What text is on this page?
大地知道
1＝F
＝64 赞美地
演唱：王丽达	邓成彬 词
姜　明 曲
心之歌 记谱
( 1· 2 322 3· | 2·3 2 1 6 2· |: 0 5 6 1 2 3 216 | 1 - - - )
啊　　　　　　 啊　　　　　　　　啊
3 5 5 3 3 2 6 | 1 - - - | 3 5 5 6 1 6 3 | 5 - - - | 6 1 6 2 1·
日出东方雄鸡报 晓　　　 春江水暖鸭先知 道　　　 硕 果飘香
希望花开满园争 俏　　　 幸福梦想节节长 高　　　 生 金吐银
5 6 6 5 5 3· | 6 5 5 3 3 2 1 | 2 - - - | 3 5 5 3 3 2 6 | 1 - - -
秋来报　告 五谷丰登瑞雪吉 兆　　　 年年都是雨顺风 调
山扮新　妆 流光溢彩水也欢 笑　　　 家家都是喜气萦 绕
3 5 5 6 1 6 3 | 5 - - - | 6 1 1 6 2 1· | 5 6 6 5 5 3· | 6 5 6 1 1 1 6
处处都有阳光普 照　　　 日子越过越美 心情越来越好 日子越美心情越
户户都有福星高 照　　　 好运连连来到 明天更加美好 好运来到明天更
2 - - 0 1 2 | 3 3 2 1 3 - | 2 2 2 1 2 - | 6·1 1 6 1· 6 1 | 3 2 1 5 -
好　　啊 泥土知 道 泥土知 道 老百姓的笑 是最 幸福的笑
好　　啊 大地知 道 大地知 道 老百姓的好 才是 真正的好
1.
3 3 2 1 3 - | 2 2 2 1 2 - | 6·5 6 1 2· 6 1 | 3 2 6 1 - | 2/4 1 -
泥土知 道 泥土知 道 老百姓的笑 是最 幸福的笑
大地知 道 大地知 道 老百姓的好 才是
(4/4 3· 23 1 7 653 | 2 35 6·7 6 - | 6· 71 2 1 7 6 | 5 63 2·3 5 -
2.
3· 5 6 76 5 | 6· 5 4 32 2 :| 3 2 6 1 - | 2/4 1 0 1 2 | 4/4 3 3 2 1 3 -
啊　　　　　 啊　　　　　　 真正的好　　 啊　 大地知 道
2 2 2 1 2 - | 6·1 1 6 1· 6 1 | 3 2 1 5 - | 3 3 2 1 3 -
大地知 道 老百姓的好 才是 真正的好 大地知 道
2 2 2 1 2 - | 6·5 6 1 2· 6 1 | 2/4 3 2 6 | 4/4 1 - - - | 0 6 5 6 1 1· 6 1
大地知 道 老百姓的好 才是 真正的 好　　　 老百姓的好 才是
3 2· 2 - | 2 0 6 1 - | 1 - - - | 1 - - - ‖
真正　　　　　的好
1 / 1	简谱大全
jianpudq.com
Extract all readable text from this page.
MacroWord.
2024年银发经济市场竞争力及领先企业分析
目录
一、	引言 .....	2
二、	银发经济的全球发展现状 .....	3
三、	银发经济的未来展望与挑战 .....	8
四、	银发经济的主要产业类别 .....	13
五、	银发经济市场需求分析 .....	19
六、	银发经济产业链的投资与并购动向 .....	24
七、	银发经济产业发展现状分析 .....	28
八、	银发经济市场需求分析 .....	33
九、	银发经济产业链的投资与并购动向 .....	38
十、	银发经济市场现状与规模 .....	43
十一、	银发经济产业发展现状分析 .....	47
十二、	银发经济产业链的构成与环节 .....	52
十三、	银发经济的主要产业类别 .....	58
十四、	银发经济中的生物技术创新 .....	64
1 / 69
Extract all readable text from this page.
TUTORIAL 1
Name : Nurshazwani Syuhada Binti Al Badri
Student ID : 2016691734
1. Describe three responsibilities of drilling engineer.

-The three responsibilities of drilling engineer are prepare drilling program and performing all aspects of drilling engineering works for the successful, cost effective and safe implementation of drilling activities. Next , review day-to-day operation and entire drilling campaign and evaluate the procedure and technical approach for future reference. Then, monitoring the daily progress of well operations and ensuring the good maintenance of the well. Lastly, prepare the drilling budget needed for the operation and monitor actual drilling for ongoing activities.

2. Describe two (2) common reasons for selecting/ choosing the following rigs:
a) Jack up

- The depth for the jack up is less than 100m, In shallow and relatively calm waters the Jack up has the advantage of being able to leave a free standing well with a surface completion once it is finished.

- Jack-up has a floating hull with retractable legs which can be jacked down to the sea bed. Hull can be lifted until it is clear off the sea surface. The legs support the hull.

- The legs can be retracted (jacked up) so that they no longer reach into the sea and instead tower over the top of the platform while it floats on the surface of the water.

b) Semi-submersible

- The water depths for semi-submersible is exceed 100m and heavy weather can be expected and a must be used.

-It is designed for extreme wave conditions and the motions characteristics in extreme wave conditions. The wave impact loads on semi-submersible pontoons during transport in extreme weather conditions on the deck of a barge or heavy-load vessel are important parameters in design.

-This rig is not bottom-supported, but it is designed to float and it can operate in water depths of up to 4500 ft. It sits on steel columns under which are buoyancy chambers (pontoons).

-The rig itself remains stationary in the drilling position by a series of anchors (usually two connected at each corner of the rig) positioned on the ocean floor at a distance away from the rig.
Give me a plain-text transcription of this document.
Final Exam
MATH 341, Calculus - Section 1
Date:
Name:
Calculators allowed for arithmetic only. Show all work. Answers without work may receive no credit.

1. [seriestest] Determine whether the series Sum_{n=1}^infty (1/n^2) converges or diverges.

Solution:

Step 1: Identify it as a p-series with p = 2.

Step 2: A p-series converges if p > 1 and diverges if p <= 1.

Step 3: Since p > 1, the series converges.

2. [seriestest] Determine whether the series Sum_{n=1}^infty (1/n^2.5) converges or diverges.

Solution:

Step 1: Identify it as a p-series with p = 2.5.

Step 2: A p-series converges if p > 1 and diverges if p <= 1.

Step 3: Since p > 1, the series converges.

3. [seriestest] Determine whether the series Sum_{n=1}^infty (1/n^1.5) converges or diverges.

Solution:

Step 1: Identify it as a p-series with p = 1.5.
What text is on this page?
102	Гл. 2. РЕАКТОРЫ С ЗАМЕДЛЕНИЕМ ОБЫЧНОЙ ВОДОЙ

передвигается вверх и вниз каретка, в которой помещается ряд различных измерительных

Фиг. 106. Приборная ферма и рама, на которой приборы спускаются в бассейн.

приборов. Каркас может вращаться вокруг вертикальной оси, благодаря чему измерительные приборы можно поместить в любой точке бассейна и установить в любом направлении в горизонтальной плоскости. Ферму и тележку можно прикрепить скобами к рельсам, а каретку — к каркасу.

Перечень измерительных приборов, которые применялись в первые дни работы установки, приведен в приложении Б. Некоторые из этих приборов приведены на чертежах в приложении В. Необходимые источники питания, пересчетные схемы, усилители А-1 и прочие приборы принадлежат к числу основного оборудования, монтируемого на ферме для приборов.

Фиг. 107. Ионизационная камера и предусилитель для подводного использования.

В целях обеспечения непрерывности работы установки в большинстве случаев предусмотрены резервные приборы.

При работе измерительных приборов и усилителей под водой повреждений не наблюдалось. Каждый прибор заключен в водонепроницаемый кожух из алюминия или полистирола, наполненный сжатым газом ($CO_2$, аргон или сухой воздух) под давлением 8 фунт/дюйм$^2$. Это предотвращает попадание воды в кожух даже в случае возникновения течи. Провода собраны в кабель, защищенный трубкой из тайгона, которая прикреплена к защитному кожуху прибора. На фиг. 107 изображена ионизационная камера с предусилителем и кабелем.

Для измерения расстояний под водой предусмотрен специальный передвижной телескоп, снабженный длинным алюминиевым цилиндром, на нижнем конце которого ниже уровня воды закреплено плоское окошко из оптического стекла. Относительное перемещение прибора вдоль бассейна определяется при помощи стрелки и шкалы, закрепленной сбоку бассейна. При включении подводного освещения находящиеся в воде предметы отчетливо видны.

::::

▶ [Directive]: Search the records for the word "Describe", then list every line that has it.

▶ [Task result]:
1. Describe three responsibilities of drilling engineer.
2. Describe two (2) common reasons for selecting/ choosing the following rigs:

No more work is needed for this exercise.